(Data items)
* * * * * * * * *
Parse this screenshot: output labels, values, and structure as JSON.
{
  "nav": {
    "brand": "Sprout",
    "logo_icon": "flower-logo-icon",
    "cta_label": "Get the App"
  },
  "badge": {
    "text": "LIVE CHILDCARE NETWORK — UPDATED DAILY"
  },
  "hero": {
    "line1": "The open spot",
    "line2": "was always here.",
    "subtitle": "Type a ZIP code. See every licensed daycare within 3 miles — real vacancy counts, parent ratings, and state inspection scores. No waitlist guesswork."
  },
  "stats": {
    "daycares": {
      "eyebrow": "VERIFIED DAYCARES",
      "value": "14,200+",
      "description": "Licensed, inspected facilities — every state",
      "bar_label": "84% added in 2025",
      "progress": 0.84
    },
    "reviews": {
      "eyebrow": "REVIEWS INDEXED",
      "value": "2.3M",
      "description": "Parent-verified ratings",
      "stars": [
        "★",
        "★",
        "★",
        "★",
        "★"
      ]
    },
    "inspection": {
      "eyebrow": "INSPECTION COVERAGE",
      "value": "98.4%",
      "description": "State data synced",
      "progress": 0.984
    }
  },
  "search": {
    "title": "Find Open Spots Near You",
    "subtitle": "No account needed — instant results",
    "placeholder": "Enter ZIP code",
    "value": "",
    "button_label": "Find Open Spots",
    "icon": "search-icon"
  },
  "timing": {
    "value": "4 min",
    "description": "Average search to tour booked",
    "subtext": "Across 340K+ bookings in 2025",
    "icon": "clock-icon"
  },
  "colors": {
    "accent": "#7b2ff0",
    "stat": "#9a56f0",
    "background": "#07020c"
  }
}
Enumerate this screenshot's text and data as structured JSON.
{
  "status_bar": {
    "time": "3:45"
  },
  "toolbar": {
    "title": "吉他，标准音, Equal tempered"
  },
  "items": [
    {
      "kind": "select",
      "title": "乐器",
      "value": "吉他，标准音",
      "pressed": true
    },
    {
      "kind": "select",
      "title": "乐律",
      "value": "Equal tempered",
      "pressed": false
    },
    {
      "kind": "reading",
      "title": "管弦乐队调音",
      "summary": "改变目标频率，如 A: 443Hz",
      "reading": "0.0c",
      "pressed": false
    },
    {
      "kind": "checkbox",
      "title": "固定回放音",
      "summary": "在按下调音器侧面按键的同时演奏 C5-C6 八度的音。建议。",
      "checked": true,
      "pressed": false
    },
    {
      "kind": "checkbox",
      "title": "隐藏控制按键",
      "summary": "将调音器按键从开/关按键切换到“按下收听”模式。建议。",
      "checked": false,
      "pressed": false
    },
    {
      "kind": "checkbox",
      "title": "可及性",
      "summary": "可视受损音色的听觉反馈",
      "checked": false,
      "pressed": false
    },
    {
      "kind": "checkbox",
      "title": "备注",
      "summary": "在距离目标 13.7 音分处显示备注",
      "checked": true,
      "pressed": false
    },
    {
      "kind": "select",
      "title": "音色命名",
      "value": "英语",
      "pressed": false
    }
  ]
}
* * * * * * * * *
**Objective**:
Without leaving anything out, quote all the data.

**Result of the exercise**:
Parse this screenshot: output labels, values, and structure as JSON.
{
  "nav": {
    "brand": "Sprout",
    "logo_icon": "flower-logo-icon",
    "cta_label": "Get the App"
  },
  "badge": {
    "text": "LIVE CHILDCARE NETWORK — UPDATED DAILY"
  },
  "hero": {
    "line1": "The open spot",
    "line2": "was always here.",
    "subtitle": "Type a ZIP code. See every licensed daycare within 3 miles — real vacancy counts, parent ratings, and state inspection scores. No waitlist guesswork."
  },
  "stats": {
    "daycares": {
      "eyebrow": "VERIFIED DAYCARES",
      "value": "14,200+",
      "description": "Licensed, inspected facilities — every state",
      "bar_label": "84% added in 2025",
      "progress": 0.84
    },
    "reviews": {
      "eyebrow": "REVIEWS INDEXED",
      "value": "2.3M",
      "description": "Parent-verified ratings",
      "stars": [
        "★",
        "★",
        "★",
        "★",
        "★"
      ]
    },
    "inspection": {
      "eyebrow": "INSPECTION COVERAGE",
      "value": "98.4%",
      "description": "State data synced",
      "progress": 0.984
    }
  },
  "search": {
    "title": "Find Open Spots Near You",
    "subtitle": "No account needed — instant results",
    "placeholder": "Enter ZIP code",
    "value": "",
    "button_label": "Find Open Spots",
    "icon": "search-icon"
  },
  "timing": {
    "value": "4 min",
    "description": "Average search to tour booked",
    "subtext": "Across 340K+ bookings in 2025",
    "icon": "clock-icon"
  },
  "colors": {
    "accent": "#7b2ff0",
    "stat": "#9a56f0",
    "background": "#07020c"
  }
}
Enumerate this screenshot's text and data as structured JSON.
{
  "status_bar": {
    "time": "3:45"
  },
  "toolbar": {
    "title": "吉他，标准音, Equal tempered"
  },
  "items": [
    {
      "kind": "select",
      "title": "乐器",
      "value": "吉他，标准音",
      "pressed": true
    },
    {
      "kind": "select",
      "title": "乐律",
      "value": "Equal tempered",
      "pressed": false
    },
    {
      "kind": "reading",
      "title": "管弦乐队调音",
      "summary": "改变目标频率，如 A: 443Hz",
      "reading": "0.0c",
      "pressed": false
    },
    {
      "kind": "checkbox",
      "title": "固定回放音",
      "summary": "在按下调音器侧面按键的同时演奏 C5-C6 八度的音。建议。",
      "checked": true,
      "pressed": false
    },
    {
      "kind": "checkbox",
      "title": "隐藏控制按键",
      "summary": "将调音器按键从开/关按键切换到“按下收听”模式。建议。",
      "checked": false,
      "pressed": false
    },
    {
      "kind": "checkbox",
      "title": "可及性",
      "summary": "可视受损音色的听觉反馈",
      "checked": false,
      "pressed": false
    },
    {
      "kind": "checkbox",
      "title": "备注",
      "summary": "在距离目标 13.7 音分处显示备注",
      "checked": true,
      "pressed": false
    },
    {
      "kind": "select",
      "title": "音色命名",
      "value": "英语",
      "pressed": false
    }
  ]
}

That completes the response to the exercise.